+++ DATA FOR THIS EXERCISE
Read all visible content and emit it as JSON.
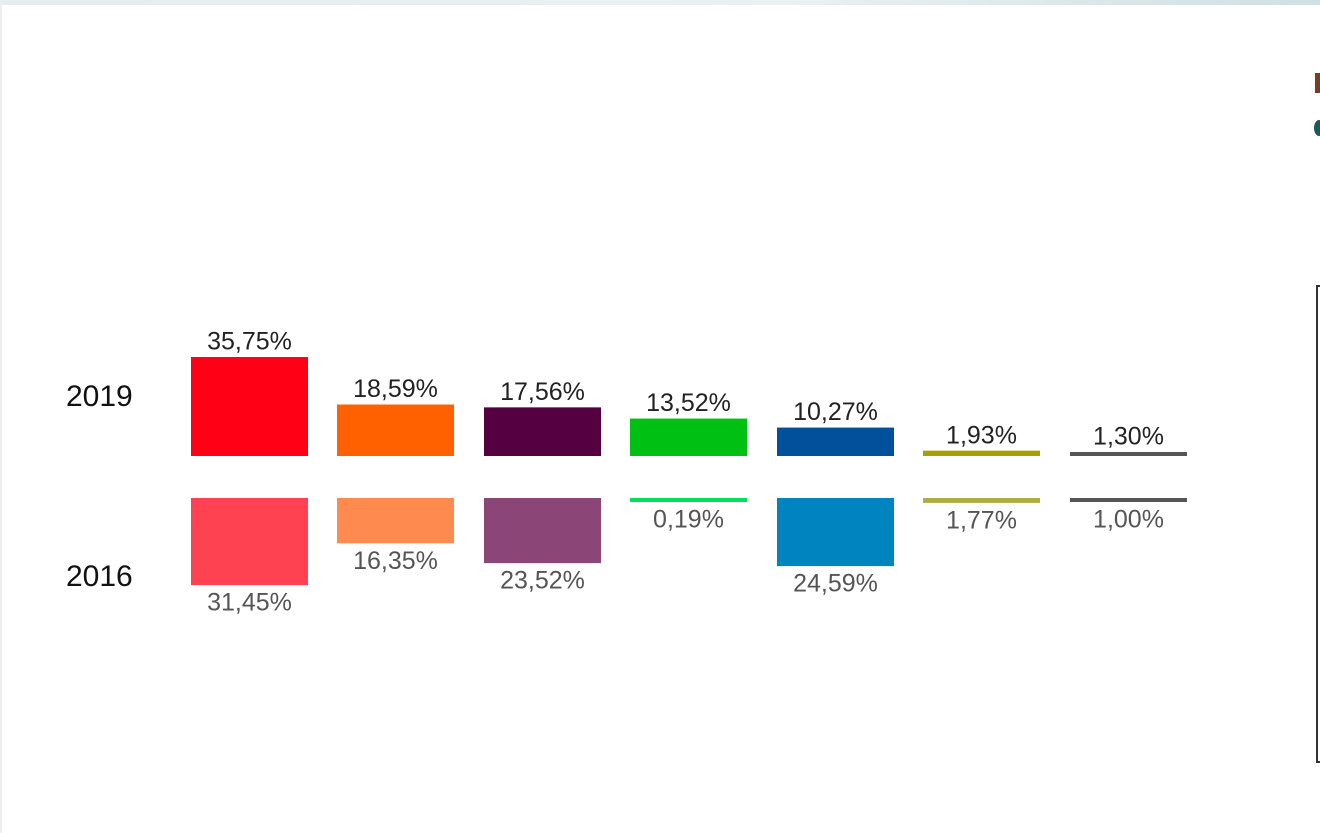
{
  "chart_data": {
    "type": "bar",
    "title": "",
    "xlabel": "",
    "ylabel": "",
    "rows": [
      {
        "year": "2019",
        "color_key": "c2019",
        "values": [
          35.75,
          18.59,
          17.56,
          13.52,
          10.27,
          1.93,
          1.3
        ],
        "labels": [
          "35,75%",
          "18,59%",
          "17,56%",
          "13,52%",
          "10,27%",
          "1,93%",
          "1,30%"
        ]
      },
      {
        "year": "2016",
        "color_key": "c2016",
        "values": [
          31.45,
          16.35,
          23.52,
          0.19,
          24.59,
          1.77,
          1.0
        ],
        "labels": [
          "31,45%",
          "16,35%",
          "23,52%",
          "0,19%",
          "24,59%",
          "1,77%",
          "1,00%"
        ]
      }
    ],
    "colors": {
      "c2019": [
        "#ff0015",
        "#ff6000",
        "#550040",
        "#00c013",
        "#00509b",
        "#a6a000",
        "#555555"
      ],
      "c2016": [
        "#ff4252",
        "#ff8a50",
        "#8b4577",
        "#00e05a",
        "#0084c0",
        "#b0ad40",
        "#555555"
      ]
    }
  }
}
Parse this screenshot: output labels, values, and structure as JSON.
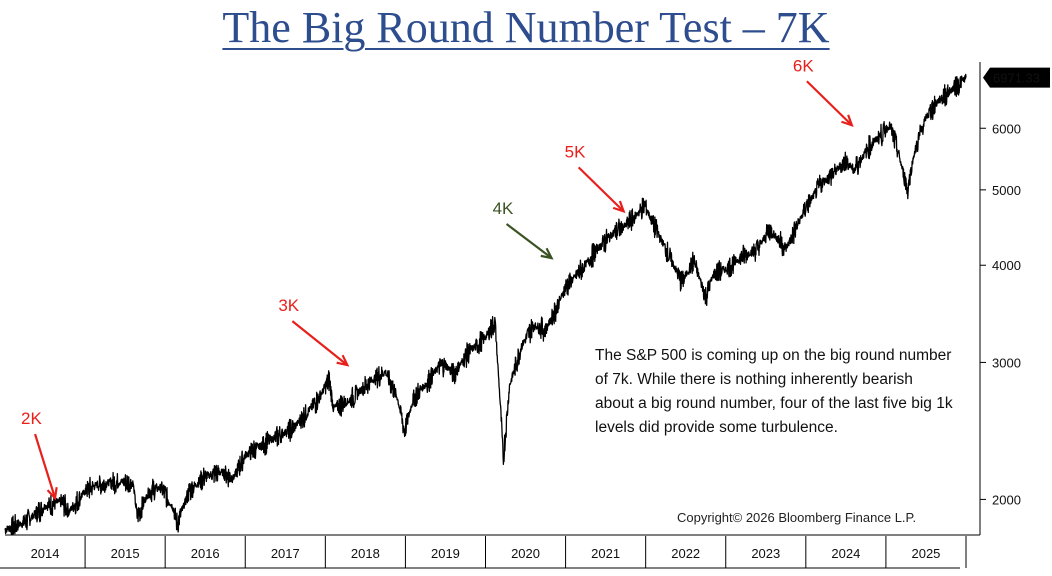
{
  "title": "The Big Round Number Test – 7K",
  "note": "The S&P 500 is coming up on the big round number of 7k. While there is nothing inherently bearish about a big round number, four of the last five big 1k levels did provide some turbulence.",
  "copyright": "Copyright© 2026 Bloomberg Finance L.P.",
  "chart_data": {
    "type": "line",
    "yscale": "log",
    "ylim": [
      1800,
      7300
    ],
    "xlim": [
      2014.0,
      2026.05
    ],
    "y_ticks": [
      2000,
      3000,
      4000,
      5000,
      6000
    ],
    "x_years": [
      "2014",
      "2015",
      "2016",
      "2017",
      "2018",
      "2019",
      "2020",
      "2021",
      "2022",
      "2023",
      "2024",
      "2025"
    ],
    "last_value_label": "6971.33",
    "last_value": 6971.33,
    "line_color": "#000000",
    "series": [
      {
        "x": [
          2014.0,
          2014.25,
          2014.5,
          2014.7,
          2014.8,
          2015.0,
          2015.15,
          2015.4,
          2015.6,
          2015.65,
          2015.8,
          2015.95,
          2016.1,
          2016.15,
          2016.3,
          2016.5,
          2016.7,
          2016.85,
          2017.0,
          2017.3,
          2017.6,
          2017.9,
          2018.05,
          2018.1,
          2018.3,
          2018.55,
          2018.75,
          2018.9,
          2018.99,
          2019.1,
          2019.3,
          2019.4,
          2019.5,
          2019.6,
          2019.8,
          2020.0,
          2020.12,
          2020.2,
          2020.22,
          2020.3,
          2020.45,
          2020.6,
          2020.75,
          2020.9,
          2021.0,
          2021.2,
          2021.4,
          2021.6,
          2021.75,
          2021.85,
          2021.99,
          2022.1,
          2022.2,
          2022.35,
          2022.45,
          2022.6,
          2022.75,
          2022.85,
          2023.0,
          2023.2,
          2023.4,
          2023.55,
          2023.75,
          2023.85,
          2024.0,
          2024.2,
          2024.3,
          2024.5,
          2024.6,
          2024.8,
          2024.95,
          2025.05,
          2025.15,
          2025.27,
          2025.35,
          2025.5,
          2025.65,
          2025.8,
          2025.95,
          2026.0
        ],
        "y": [
          1830,
          1870,
          1960,
          1990,
          1930,
          2050,
          2090,
          2110,
          2100,
          1900,
          2050,
          2070,
          1950,
          1860,
          2050,
          2140,
          2170,
          2130,
          2280,
          2380,
          2470,
          2680,
          2850,
          2620,
          2680,
          2830,
          2920,
          2700,
          2450,
          2700,
          2850,
          2950,
          2980,
          2900,
          3100,
          3230,
          3380,
          2500,
          2240,
          2800,
          3150,
          3350,
          3300,
          3550,
          3750,
          3950,
          4200,
          4400,
          4500,
          4600,
          4780,
          4500,
          4300,
          4000,
          3800,
          4050,
          3650,
          3900,
          3950,
          4100,
          4200,
          4450,
          4200,
          4400,
          4750,
          5100,
          5200,
          5450,
          5300,
          5700,
          5900,
          6050,
          5600,
          5000,
          5550,
          6200,
          6500,
          6700,
          6900,
          6971.33
        ]
      }
    ],
    "annotations": [
      {
        "label": "2K",
        "x": 2014.65,
        "y": 1990,
        "color": "#e8201c"
      },
      {
        "label": "3K",
        "x": 2018.3,
        "y": 2950,
        "color": "#e8201c"
      },
      {
        "label": "4K",
        "x": 2020.85,
        "y": 4050,
        "color": "#3b5323"
      },
      {
        "label": "5K",
        "x": 2021.75,
        "y": 4650,
        "color": "#e8201c"
      },
      {
        "label": "6K",
        "x": 2024.6,
        "y": 6000,
        "color": "#e8201c"
      }
    ]
  }
}
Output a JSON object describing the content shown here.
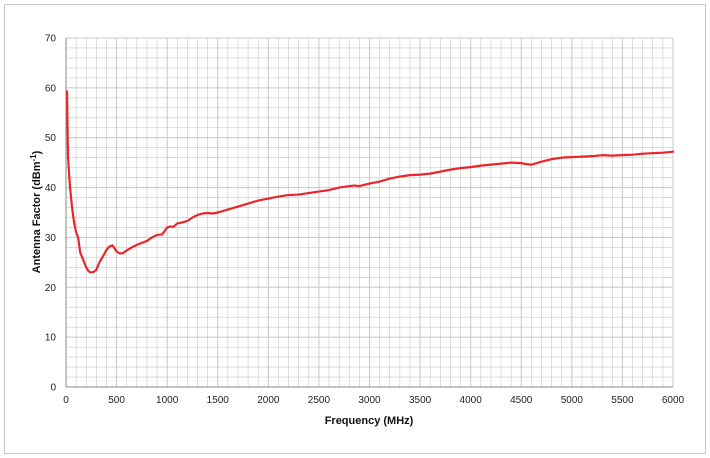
{
  "chart_data": {
    "type": "line",
    "title": "",
    "xlabel": "Frequency (MHz)",
    "ylabel_main": "Antenna Factor (dBm",
    "ylabel_sup": "-1",
    "ylabel_close": ")",
    "xlim": [
      0,
      6000
    ],
    "ylim": [
      0,
      70
    ],
    "x_ticks": [
      "0",
      "500",
      "1000",
      "1500",
      "2000",
      "2500",
      "3000",
      "3500",
      "4000",
      "4500",
      "5000",
      "5500",
      "6000"
    ],
    "y_ticks": [
      "0",
      "10",
      "20",
      "30",
      "40",
      "50",
      "60",
      "70"
    ],
    "grid": true,
    "line_color": "#e8262b",
    "grid_color": "#c8c8c8",
    "series": [
      {
        "x": [
          10,
          20,
          40,
          60,
          80,
          100,
          120,
          140,
          160,
          180,
          200,
          220,
          240,
          260,
          280,
          300,
          330,
          360,
          400,
          430,
          460,
          500,
          530,
          560,
          600,
          650,
          700,
          750,
          800,
          850,
          900,
          950,
          1000,
          1030,
          1060,
          1100,
          1150,
          1200,
          1250,
          1300,
          1350,
          1400,
          1450,
          1500,
          1600,
          1700,
          1800,
          1900,
          2000,
          2100,
          2200,
          2300,
          2400,
          2500,
          2600,
          2700,
          2800,
          2850,
          2900,
          3000,
          3100,
          3200,
          3300,
          3400,
          3500,
          3600,
          3700,
          3800,
          3900,
          4000,
          4100,
          4200,
          4300,
          4400,
          4500,
          4550,
          4600,
          4700,
          4800,
          4900,
          5000,
          5100,
          5200,
          5300,
          5400,
          5500,
          5600,
          5700,
          5800,
          5900,
          6000
        ],
        "values": [
          59.3,
          46,
          40,
          36,
          33,
          31,
          30,
          27,
          26,
          25,
          24,
          23.3,
          23,
          23,
          23.2,
          23.5,
          25,
          26,
          27.5,
          28.2,
          28.4,
          27.2,
          26.8,
          26.8,
          27.4,
          28,
          28.5,
          28.9,
          29.3,
          30,
          30.5,
          30.6,
          32,
          32.2,
          32.1,
          32.8,
          33,
          33.3,
          34,
          34.5,
          34.8,
          34.9,
          34.8,
          35,
          35.6,
          36.2,
          36.8,
          37.4,
          37.8,
          38.2,
          38.5,
          38.6,
          38.9,
          39.2,
          39.5,
          40,
          40.3,
          40.4,
          40.3,
          40.8,
          41.2,
          41.8,
          42.2,
          42.5,
          42.6,
          42.8,
          43.2,
          43.6,
          43.9,
          44.1,
          44.4,
          44.6,
          44.8,
          45,
          44.9,
          44.7,
          44.6,
          45.2,
          45.7,
          46,
          46.1,
          46.2,
          46.3,
          46.5,
          46.4,
          46.5,
          46.6,
          46.8,
          46.9,
          47.0,
          47.2
        ]
      }
    ]
  }
}
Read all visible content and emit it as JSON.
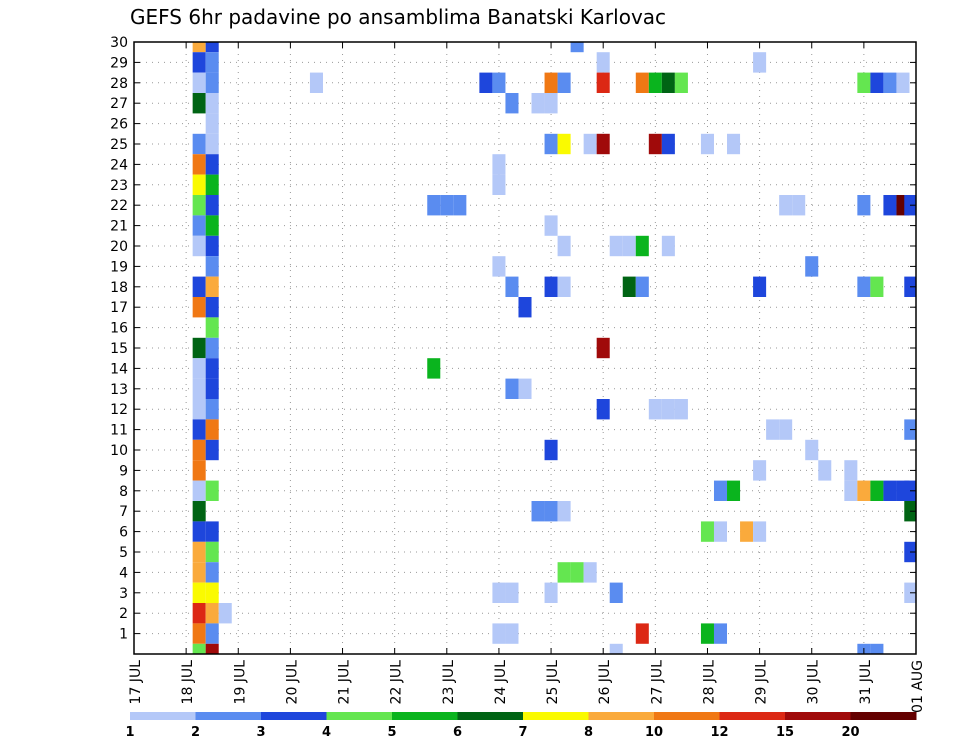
{
  "chart_data": {
    "type": "heatmap",
    "title": "GEFS 6hr padavine po ansamblima Banatski Karlovac",
    "x_tick_labels": [
      "17 JUL",
      "18 JUL",
      "19 JUL",
      "20 JUL",
      "21 JUL",
      "22 JUL",
      "23 JUL",
      "24 JUL",
      "25 JUL",
      "26 JUL",
      "27 JUL",
      "28 JUL",
      "29 JUL",
      "30 JUL",
      "31 JUL",
      "01 AUG"
    ],
    "y_ticks": [
      1,
      2,
      3,
      4,
      5,
      6,
      7,
      8,
      9,
      10,
      11,
      12,
      13,
      14,
      15,
      16,
      17,
      18,
      19,
      20,
      21,
      22,
      23,
      24,
      25,
      26,
      27,
      28,
      29,
      30
    ],
    "x_range_days": [
      0,
      15
    ],
    "y_range": [
      0,
      30
    ],
    "grid": true,
    "colorbar": {
      "position": "bottom",
      "colors": [
        "#b4c8f8",
        "#5a8cf0",
        "#1e46dc",
        "#64e650",
        "#0ab41e",
        "#006414",
        "#fafa00",
        "#faaa3c",
        "#f07814",
        "#dc2814",
        "#a00a0a",
        "#640000"
      ],
      "labels": [
        "1",
        "2",
        "3",
        "4",
        "5",
        "6",
        "7",
        "8",
        "10",
        "12",
        "15",
        "20"
      ]
    },
    "step_days": 0.25,
    "cells": [
      {
        "x": 1.25,
        "m": 30,
        "c": 7
      },
      {
        "x": 1.5,
        "m": 30,
        "c": 2
      },
      {
        "x": 1.25,
        "m": 29,
        "c": 2
      },
      {
        "x": 1.5,
        "m": 29,
        "c": 1
      },
      {
        "x": 1.25,
        "m": 28,
        "c": 0
      },
      {
        "x": 1.5,
        "m": 28,
        "c": 1
      },
      {
        "x": 1.25,
        "m": 27,
        "c": 5
      },
      {
        "x": 1.5,
        "m": 27,
        "c": 0
      },
      {
        "x": 1.5,
        "m": 26,
        "c": 0
      },
      {
        "x": 1.25,
        "m": 25,
        "c": 1
      },
      {
        "x": 1.5,
        "m": 25,
        "c": 0
      },
      {
        "x": 1.25,
        "m": 24,
        "c": 8
      },
      {
        "x": 1.5,
        "m": 24,
        "c": 2
      },
      {
        "x": 1.25,
        "m": 23,
        "c": 6
      },
      {
        "x": 1.5,
        "m": 23,
        "c": 4
      },
      {
        "x": 1.25,
        "m": 22,
        "c": 3
      },
      {
        "x": 1.5,
        "m": 22,
        "c": 2
      },
      {
        "x": 1.25,
        "m": 21,
        "c": 1
      },
      {
        "x": 1.5,
        "m": 21,
        "c": 4
      },
      {
        "x": 1.25,
        "m": 20,
        "c": 0
      },
      {
        "x": 1.5,
        "m": 20,
        "c": 2
      },
      {
        "x": 1.5,
        "m": 19,
        "c": 1
      },
      {
        "x": 1.25,
        "m": 18,
        "c": 2
      },
      {
        "x": 1.5,
        "m": 18,
        "c": 7
      },
      {
        "x": 1.25,
        "m": 17,
        "c": 8
      },
      {
        "x": 1.5,
        "m": 17,
        "c": 2
      },
      {
        "x": 1.5,
        "m": 16,
        "c": 3
      },
      {
        "x": 1.25,
        "m": 15,
        "c": 5
      },
      {
        "x": 1.5,
        "m": 15,
        "c": 1
      },
      {
        "x": 1.25,
        "m": 14,
        "c": 0
      },
      {
        "x": 1.5,
        "m": 14,
        "c": 2
      },
      {
        "x": 1.25,
        "m": 13,
        "c": 0
      },
      {
        "x": 1.5,
        "m": 13,
        "c": 2
      },
      {
        "x": 1.25,
        "m": 12,
        "c": 0
      },
      {
        "x": 1.5,
        "m": 12,
        "c": 1
      },
      {
        "x": 1.25,
        "m": 11,
        "c": 2
      },
      {
        "x": 1.5,
        "m": 11,
        "c": 8
      },
      {
        "x": 1.25,
        "m": 10,
        "c": 8
      },
      {
        "x": 1.5,
        "m": 10,
        "c": 2
      },
      {
        "x": 1.25,
        "m": 9,
        "c": 8
      },
      {
        "x": 1.25,
        "m": 8,
        "c": 0
      },
      {
        "x": 1.5,
        "m": 8,
        "c": 3
      },
      {
        "x": 1.25,
        "m": 7,
        "c": 5
      },
      {
        "x": 1.25,
        "m": 6,
        "c": 2
      },
      {
        "x": 1.5,
        "m": 6,
        "c": 2
      },
      {
        "x": 1.25,
        "m": 5,
        "c": 7
      },
      {
        "x": 1.5,
        "m": 5,
        "c": 3
      },
      {
        "x": 1.25,
        "m": 4,
        "c": 7
      },
      {
        "x": 1.5,
        "m": 4,
        "c": 1
      },
      {
        "x": 1.25,
        "m": 3,
        "c": 6
      },
      {
        "x": 1.5,
        "m": 3,
        "c": 6
      },
      {
        "x": 1.25,
        "m": 2,
        "c": 9
      },
      {
        "x": 1.5,
        "m": 2,
        "c": 7
      },
      {
        "x": 1.25,
        "m": 1,
        "c": 8
      },
      {
        "x": 1.5,
        "m": 1,
        "c": 1
      },
      {
        "x": 1.25,
        "m": 0,
        "c": 3
      },
      {
        "x": 1.5,
        "m": 0,
        "c": 10
      },
      {
        "x": 8.5,
        "m": 30,
        "c": 1
      },
      {
        "x": 9.0,
        "m": 29,
        "c": 0
      },
      {
        "x": 12.0,
        "m": 29,
        "c": 0
      },
      {
        "x": 3.5,
        "m": 28,
        "c": 0
      },
      {
        "x": 6.75,
        "m": 28,
        "c": 2
      },
      {
        "x": 7.0,
        "m": 28,
        "c": 1
      },
      {
        "x": 8.0,
        "m": 28,
        "c": 8
      },
      {
        "x": 8.25,
        "m": 28,
        "c": 1
      },
      {
        "x": 9.0,
        "m": 28,
        "c": 9
      },
      {
        "x": 9.75,
        "m": 28,
        "c": 8
      },
      {
        "x": 10.0,
        "m": 28,
        "c": 4
      },
      {
        "x": 10.25,
        "m": 28,
        "c": 5
      },
      {
        "x": 10.5,
        "m": 28,
        "c": 3
      },
      {
        "x": 14.0,
        "m": 28,
        "c": 3
      },
      {
        "x": 14.25,
        "m": 28,
        "c": 2
      },
      {
        "x": 14.5,
        "m": 28,
        "c": 1
      },
      {
        "x": 14.75,
        "m": 28,
        "c": 0
      },
      {
        "x": 7.25,
        "m": 27,
        "c": 1
      },
      {
        "x": 7.75,
        "m": 27,
        "c": 0
      },
      {
        "x": 8.0,
        "m": 27,
        "c": 0
      },
      {
        "x": 8.0,
        "m": 25,
        "c": 1
      },
      {
        "x": 8.25,
        "m": 25,
        "c": 6
      },
      {
        "x": 8.75,
        "m": 25,
        "c": 0
      },
      {
        "x": 9.0,
        "m": 25,
        "c": 10
      },
      {
        "x": 10.0,
        "m": 25,
        "c": 10
      },
      {
        "x": 10.25,
        "m": 25,
        "c": 2
      },
      {
        "x": 11.0,
        "m": 25,
        "c": 0
      },
      {
        "x": 11.5,
        "m": 25,
        "c": 0
      },
      {
        "x": 7.0,
        "m": 24,
        "c": 0
      },
      {
        "x": 7.0,
        "m": 23,
        "c": 0
      },
      {
        "x": 5.75,
        "m": 22,
        "c": 1
      },
      {
        "x": 6.0,
        "m": 22,
        "c": 1
      },
      {
        "x": 6.25,
        "m": 22,
        "c": 1
      },
      {
        "x": 12.5,
        "m": 22,
        "c": 0
      },
      {
        "x": 12.75,
        "m": 22,
        "c": 0
      },
      {
        "x": 14.0,
        "m": 22,
        "c": 1
      },
      {
        "x": 14.5,
        "m": 22,
        "c": 2
      },
      {
        "x": 14.75,
        "m": 22,
        "c": 11
      },
      {
        "x": 14.9,
        "m": 22,
        "c": 2
      },
      {
        "x": 8.0,
        "m": 21,
        "c": 0
      },
      {
        "x": 8.25,
        "m": 20,
        "c": 0
      },
      {
        "x": 9.25,
        "m": 20,
        "c": 0
      },
      {
        "x": 9.5,
        "m": 20,
        "c": 0
      },
      {
        "x": 9.75,
        "m": 20,
        "c": 4
      },
      {
        "x": 10.25,
        "m": 20,
        "c": 0
      },
      {
        "x": 7.0,
        "m": 19,
        "c": 0
      },
      {
        "x": 13.0,
        "m": 19,
        "c": 1
      },
      {
        "x": 7.25,
        "m": 18,
        "c": 1
      },
      {
        "x": 8.0,
        "m": 18,
        "c": 2
      },
      {
        "x": 8.25,
        "m": 18,
        "c": 0
      },
      {
        "x": 9.5,
        "m": 18,
        "c": 5
      },
      {
        "x": 9.75,
        "m": 18,
        "c": 1
      },
      {
        "x": 12.0,
        "m": 18,
        "c": 2
      },
      {
        "x": 14.0,
        "m": 18,
        "c": 1
      },
      {
        "x": 14.25,
        "m": 18,
        "c": 3
      },
      {
        "x": 14.9,
        "m": 18,
        "c": 2
      },
      {
        "x": 7.5,
        "m": 17,
        "c": 2
      },
      {
        "x": 9.0,
        "m": 15,
        "c": 10
      },
      {
        "x": 5.75,
        "m": 14,
        "c": 4
      },
      {
        "x": 7.25,
        "m": 13,
        "c": 1
      },
      {
        "x": 7.5,
        "m": 13,
        "c": 0
      },
      {
        "x": 9.0,
        "m": 12,
        "c": 2
      },
      {
        "x": 10.0,
        "m": 12,
        "c": 0
      },
      {
        "x": 10.25,
        "m": 12,
        "c": 0
      },
      {
        "x": 10.5,
        "m": 12,
        "c": 0
      },
      {
        "x": 12.25,
        "m": 11,
        "c": 0
      },
      {
        "x": 12.5,
        "m": 11,
        "c": 0
      },
      {
        "x": 14.9,
        "m": 11,
        "c": 1
      },
      {
        "x": 8.0,
        "m": 10,
        "c": 2
      },
      {
        "x": 13.0,
        "m": 10,
        "c": 0
      },
      {
        "x": 12.0,
        "m": 9,
        "c": 0
      },
      {
        "x": 13.25,
        "m": 9,
        "c": 0
      },
      {
        "x": 13.75,
        "m": 9,
        "c": 0
      },
      {
        "x": 11.25,
        "m": 8,
        "c": 1
      },
      {
        "x": 11.5,
        "m": 8,
        "c": 4
      },
      {
        "x": 13.75,
        "m": 8,
        "c": 0
      },
      {
        "x": 14.0,
        "m": 8,
        "c": 7
      },
      {
        "x": 14.25,
        "m": 8,
        "c": 4
      },
      {
        "x": 14.5,
        "m": 8,
        "c": 2
      },
      {
        "x": 14.75,
        "m": 8,
        "c": 2
      },
      {
        "x": 14.9,
        "m": 8,
        "c": 2
      },
      {
        "x": 7.75,
        "m": 7,
        "c": 1
      },
      {
        "x": 8.0,
        "m": 7,
        "c": 1
      },
      {
        "x": 8.25,
        "m": 7,
        "c": 0
      },
      {
        "x": 14.9,
        "m": 7,
        "c": 5
      },
      {
        "x": 11.0,
        "m": 6,
        "c": 3
      },
      {
        "x": 11.25,
        "m": 6,
        "c": 0
      },
      {
        "x": 11.75,
        "m": 6,
        "c": 7
      },
      {
        "x": 12.0,
        "m": 6,
        "c": 0
      },
      {
        "x": 14.9,
        "m": 5,
        "c": 2
      },
      {
        "x": 8.25,
        "m": 4,
        "c": 3
      },
      {
        "x": 8.5,
        "m": 4,
        "c": 3
      },
      {
        "x": 8.75,
        "m": 4,
        "c": 0
      },
      {
        "x": 7.0,
        "m": 3,
        "c": 0
      },
      {
        "x": 7.25,
        "m": 3,
        "c": 0
      },
      {
        "x": 8.0,
        "m": 3,
        "c": 0
      },
      {
        "x": 9.25,
        "m": 3,
        "c": 1
      },
      {
        "x": 14.9,
        "m": 3,
        "c": 0
      },
      {
        "x": 1.75,
        "m": 2,
        "c": 0
      },
      {
        "x": 7.0,
        "m": 1,
        "c": 0
      },
      {
        "x": 7.25,
        "m": 1,
        "c": 0
      },
      {
        "x": 9.75,
        "m": 1,
        "c": 9
      },
      {
        "x": 11.0,
        "m": 1,
        "c": 4
      },
      {
        "x": 11.25,
        "m": 1,
        "c": 1
      },
      {
        "x": 9.25,
        "m": 0,
        "c": 0
      },
      {
        "x": 14.0,
        "m": 0,
        "c": 1
      },
      {
        "x": 14.25,
        "m": 0,
        "c": 1
      }
    ]
  }
}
++++++
EXERCISE
Go through the records above, find every line with the word "title", and list those lines.

EXPECTED OUTPUT
    "title": "",
  "title": "The Big Round Number Test – 7K",
    "title": "",
    "title": "GEFS 6hr padavine po ansamblima Banatski Karlovac",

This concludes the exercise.